Exercise task A ::
Output the passage of the Hunger Games review starting at "Even new characters" and ending at "eyes. Lucky guys!", copied word for word.
Exercise task B ::
According to the Hunger Games review, which actress played Johanna Mason?
Exercise task C ::
Resume the Hunger Games review from the point where it stops.

Selected extract ::
———
The acting in this edition of The Hunger Games is spot on. There were plenty of emotional moments to go around and every involved actor sold it. You even got to see Effie, played by Elizabeth Banks, break down when it was clear “her victors” would be going back in again. First, she tries to calm her own anxiety by resorting to her usual superficial quirks. But when it comes to saying goodbye to Peeta and Katniss forever, she can’t contain her grief. It was an amazing moment of character; bravo, Ms. Banks. Of course, Oscar winner Jennifer Lawrence was flawless as Katniss. I still don’t like Josh Hutcherson as Peeta, but that is more of a personal opinion. I just think he looks and acts like a blockhead. His acting was okay. 

Even new characters like Finnick Odair (who I always thought of as Middle-Eastern by his last name) was played well by Sam Claflin (not Middle-Eastern). Johanna Mason, played by Jena Malone was a fun, sparky character and well done. There was even an elevator moment where I wish I could have seen out of Hamish and Peeta’s eyes. Lucky guys!
———
Collected data ::
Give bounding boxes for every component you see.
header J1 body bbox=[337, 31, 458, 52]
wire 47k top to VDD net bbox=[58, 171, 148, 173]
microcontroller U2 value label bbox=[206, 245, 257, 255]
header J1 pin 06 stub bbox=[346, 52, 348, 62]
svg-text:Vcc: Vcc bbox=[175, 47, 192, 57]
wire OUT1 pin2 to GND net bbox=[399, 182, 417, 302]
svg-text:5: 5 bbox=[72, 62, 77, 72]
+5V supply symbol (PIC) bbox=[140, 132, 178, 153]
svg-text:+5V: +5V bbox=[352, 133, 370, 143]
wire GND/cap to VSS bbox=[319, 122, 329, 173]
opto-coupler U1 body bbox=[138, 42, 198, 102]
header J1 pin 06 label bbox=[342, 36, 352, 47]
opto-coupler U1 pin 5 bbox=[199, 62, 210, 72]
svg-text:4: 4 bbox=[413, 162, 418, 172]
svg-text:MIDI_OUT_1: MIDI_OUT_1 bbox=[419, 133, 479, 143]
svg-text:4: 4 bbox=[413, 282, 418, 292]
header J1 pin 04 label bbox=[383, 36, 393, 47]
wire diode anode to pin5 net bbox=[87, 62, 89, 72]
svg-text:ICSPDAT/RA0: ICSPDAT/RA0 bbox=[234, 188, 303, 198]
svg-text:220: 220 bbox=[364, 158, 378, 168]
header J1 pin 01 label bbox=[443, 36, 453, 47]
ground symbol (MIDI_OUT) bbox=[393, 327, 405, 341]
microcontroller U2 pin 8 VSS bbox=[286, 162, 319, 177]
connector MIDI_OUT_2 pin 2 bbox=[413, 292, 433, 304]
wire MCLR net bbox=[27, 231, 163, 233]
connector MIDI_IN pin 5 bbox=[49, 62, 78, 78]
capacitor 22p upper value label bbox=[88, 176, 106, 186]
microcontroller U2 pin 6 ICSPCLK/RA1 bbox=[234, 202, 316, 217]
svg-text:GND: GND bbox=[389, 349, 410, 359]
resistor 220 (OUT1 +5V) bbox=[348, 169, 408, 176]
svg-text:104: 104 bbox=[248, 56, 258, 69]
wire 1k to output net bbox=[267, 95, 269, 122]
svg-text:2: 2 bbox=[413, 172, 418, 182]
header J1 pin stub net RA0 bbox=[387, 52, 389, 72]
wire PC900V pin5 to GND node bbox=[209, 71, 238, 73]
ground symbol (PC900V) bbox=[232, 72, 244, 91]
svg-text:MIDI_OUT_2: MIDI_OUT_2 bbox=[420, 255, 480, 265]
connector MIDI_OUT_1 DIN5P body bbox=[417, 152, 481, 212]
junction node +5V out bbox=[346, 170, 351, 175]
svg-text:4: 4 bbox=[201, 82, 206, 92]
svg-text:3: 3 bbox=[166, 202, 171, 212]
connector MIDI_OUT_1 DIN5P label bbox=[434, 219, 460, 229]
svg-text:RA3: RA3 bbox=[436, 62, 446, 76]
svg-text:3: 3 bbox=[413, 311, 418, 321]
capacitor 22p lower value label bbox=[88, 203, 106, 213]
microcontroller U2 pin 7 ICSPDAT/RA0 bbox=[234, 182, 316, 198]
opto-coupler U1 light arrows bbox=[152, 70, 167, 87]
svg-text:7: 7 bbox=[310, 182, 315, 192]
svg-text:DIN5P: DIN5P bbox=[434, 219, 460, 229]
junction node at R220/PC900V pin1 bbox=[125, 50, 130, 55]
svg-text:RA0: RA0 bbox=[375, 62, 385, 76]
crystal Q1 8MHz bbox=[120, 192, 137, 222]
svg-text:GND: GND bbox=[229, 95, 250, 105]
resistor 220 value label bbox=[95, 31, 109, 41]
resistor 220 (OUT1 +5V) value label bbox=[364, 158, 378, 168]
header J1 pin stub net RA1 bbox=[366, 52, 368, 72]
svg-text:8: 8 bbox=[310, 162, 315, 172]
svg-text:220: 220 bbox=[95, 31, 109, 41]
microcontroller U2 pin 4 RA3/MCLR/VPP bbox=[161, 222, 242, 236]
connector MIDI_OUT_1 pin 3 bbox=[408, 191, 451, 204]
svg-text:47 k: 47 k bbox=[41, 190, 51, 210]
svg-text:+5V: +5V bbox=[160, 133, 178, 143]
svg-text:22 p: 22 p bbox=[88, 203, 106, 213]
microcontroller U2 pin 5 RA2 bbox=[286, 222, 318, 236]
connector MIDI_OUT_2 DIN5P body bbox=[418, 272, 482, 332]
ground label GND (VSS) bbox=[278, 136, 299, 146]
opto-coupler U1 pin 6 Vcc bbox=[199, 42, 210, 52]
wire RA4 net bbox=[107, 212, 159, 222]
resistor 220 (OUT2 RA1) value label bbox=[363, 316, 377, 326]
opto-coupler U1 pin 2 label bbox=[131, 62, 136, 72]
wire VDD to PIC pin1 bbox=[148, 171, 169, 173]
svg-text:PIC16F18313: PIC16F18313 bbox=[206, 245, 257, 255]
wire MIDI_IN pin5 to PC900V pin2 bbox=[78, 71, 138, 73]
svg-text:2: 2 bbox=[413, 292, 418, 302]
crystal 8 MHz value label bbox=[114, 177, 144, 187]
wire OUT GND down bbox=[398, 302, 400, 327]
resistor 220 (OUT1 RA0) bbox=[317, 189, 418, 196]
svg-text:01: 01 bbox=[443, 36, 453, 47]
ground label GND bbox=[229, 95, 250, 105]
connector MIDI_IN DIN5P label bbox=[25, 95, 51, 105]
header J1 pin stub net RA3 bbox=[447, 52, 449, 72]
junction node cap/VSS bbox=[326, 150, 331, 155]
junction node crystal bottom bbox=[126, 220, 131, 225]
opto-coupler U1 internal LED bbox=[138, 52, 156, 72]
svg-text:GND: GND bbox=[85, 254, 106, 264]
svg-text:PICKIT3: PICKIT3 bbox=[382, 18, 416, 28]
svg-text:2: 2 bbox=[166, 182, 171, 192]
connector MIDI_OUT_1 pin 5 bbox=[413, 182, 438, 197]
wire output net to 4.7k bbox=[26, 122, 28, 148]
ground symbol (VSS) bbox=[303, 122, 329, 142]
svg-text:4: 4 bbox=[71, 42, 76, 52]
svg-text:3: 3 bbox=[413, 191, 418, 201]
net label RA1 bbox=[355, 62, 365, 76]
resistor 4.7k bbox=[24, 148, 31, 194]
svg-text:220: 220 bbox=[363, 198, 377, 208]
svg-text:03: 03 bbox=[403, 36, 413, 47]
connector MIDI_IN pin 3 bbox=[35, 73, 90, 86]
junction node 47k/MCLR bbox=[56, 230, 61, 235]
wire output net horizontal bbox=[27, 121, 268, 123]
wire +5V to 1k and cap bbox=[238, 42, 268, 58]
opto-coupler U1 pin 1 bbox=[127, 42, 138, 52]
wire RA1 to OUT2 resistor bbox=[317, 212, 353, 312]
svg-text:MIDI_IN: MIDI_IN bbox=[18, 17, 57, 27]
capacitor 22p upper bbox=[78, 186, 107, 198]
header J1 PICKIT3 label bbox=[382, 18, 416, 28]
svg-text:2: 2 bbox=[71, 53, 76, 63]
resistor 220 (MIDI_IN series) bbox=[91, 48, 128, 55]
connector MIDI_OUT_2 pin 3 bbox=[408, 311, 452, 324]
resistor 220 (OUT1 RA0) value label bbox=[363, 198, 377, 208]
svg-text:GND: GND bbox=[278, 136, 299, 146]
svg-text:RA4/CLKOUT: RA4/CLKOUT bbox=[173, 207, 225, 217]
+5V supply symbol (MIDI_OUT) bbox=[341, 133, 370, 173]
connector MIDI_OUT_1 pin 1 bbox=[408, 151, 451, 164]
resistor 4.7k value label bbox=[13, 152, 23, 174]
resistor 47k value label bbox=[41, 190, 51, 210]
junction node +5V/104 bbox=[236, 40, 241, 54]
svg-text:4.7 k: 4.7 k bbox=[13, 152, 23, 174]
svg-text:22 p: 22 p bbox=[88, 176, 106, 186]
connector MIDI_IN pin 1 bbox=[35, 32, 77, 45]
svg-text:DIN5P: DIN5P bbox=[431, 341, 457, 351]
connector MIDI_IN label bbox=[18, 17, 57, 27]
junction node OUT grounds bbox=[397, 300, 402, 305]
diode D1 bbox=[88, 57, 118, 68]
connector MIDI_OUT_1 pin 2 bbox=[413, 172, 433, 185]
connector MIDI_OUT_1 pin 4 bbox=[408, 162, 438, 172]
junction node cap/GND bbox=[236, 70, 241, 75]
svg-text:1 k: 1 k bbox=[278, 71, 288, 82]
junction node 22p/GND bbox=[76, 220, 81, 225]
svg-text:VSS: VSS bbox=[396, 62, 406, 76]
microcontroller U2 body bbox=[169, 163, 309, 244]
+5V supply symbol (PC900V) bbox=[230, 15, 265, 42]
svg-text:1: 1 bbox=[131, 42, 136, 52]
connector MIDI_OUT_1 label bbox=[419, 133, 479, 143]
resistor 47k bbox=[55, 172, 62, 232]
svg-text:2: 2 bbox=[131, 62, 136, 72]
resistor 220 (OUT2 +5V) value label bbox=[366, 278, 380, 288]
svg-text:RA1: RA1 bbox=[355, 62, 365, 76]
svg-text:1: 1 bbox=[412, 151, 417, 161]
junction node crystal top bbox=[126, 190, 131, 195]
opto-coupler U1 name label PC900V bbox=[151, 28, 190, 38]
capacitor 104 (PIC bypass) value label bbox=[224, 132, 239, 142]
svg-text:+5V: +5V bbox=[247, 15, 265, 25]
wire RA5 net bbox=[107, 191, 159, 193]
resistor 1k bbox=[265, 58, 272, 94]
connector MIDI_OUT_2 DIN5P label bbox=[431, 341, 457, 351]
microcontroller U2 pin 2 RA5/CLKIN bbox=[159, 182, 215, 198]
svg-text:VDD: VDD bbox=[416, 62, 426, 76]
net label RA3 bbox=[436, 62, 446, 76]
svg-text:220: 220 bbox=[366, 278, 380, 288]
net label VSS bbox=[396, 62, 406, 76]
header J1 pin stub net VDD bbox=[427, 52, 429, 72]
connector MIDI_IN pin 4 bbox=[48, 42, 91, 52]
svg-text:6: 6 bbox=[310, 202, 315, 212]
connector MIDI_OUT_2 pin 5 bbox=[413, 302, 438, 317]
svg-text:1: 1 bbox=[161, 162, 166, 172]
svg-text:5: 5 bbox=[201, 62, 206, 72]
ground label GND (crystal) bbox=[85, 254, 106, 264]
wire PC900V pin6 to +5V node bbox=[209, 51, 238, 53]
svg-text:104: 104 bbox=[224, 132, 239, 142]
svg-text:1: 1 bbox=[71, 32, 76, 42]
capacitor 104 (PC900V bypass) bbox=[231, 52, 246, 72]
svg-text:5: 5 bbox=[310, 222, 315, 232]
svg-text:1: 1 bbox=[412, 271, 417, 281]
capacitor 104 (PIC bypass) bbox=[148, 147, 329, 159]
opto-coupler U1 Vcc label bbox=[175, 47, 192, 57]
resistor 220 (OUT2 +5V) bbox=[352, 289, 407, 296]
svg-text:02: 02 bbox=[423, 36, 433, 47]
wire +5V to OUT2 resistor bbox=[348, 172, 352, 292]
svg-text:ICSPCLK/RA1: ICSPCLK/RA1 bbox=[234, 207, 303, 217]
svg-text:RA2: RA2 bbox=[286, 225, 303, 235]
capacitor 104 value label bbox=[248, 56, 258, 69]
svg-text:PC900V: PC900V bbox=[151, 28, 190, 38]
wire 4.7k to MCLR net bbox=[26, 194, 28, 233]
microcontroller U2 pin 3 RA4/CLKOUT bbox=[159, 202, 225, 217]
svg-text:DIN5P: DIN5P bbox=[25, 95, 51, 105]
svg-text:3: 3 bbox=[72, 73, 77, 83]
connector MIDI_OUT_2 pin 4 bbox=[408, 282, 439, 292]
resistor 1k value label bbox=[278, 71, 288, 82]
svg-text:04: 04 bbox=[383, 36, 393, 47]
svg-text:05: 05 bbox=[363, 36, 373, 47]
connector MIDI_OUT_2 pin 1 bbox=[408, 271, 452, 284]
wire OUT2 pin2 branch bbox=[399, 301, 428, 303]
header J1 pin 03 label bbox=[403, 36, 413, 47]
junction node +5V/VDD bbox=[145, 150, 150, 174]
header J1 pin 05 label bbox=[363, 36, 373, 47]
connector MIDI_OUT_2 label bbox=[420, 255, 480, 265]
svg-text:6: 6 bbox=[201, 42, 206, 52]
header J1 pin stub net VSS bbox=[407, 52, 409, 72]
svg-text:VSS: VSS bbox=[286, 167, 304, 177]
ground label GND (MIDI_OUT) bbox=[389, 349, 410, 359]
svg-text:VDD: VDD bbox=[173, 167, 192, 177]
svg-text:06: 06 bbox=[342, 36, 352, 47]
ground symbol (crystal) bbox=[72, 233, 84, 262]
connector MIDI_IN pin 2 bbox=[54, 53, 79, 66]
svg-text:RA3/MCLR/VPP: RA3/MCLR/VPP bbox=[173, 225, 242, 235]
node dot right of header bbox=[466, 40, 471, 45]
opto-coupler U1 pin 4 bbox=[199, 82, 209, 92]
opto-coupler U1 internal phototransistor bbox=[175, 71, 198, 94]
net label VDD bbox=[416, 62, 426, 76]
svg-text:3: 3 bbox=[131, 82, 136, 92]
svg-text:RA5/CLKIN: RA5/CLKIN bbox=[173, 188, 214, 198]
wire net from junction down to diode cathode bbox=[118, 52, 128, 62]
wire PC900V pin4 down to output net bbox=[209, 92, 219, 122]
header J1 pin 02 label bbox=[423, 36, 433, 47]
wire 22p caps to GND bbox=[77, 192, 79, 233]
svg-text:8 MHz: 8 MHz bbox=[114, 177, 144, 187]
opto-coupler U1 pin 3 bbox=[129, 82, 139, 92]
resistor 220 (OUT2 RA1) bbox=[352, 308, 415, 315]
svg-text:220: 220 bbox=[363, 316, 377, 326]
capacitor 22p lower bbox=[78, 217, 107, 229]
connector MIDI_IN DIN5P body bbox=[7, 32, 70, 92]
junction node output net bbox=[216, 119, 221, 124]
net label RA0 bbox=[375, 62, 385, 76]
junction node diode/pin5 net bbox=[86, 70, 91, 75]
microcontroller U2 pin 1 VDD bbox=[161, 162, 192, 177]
———
Written reply A ::
Even new characters like Finnick Odair (who I always thought of as Middle-Eastern by his last name) was played well by Sam Claflin (not Middle-Eastern). Johanna Mason, played by Jena Malone was a fun, sparky character and well done. There was even an elevator moment where I wish I could have seen out of Hamish and Peeta’s eyes. Lucky guys!

Written reply B ::
Jena Malone.

Written reply C ::
The villains were well played again. Donald Sutherland is delicious as President Snow. He is able to handle the delicacies of this character, who is sinister and threatening in private while being charming and threatening in public. This is such a scary man but you only see it when you read between the lines like Katniss obviously does. Plutarch Heavensbee (Philip Seymour Hoffman) is somewhat of a backstabber, it seems and you can never tell what his true motives are or where his allegiances truly lie. I liked him better than the GamesMaster from the first movie, who had an amazing beard, but not much character.

Book vs. Movie:

This edition of Hunger Games adhered closer to the book than I remembered the first Hunger Games being. They did make sure to highlight romantic moments between Katniss and Gale more than I remember the book doing. I always thought that was a limitation of the books. It seemed to me that they made much of Gale/Katniss/Peeta, yet there never seemed to be a connection between Gale/Katniss. The first movie was a stern offender on this point. But they made up for it in Catching Fire.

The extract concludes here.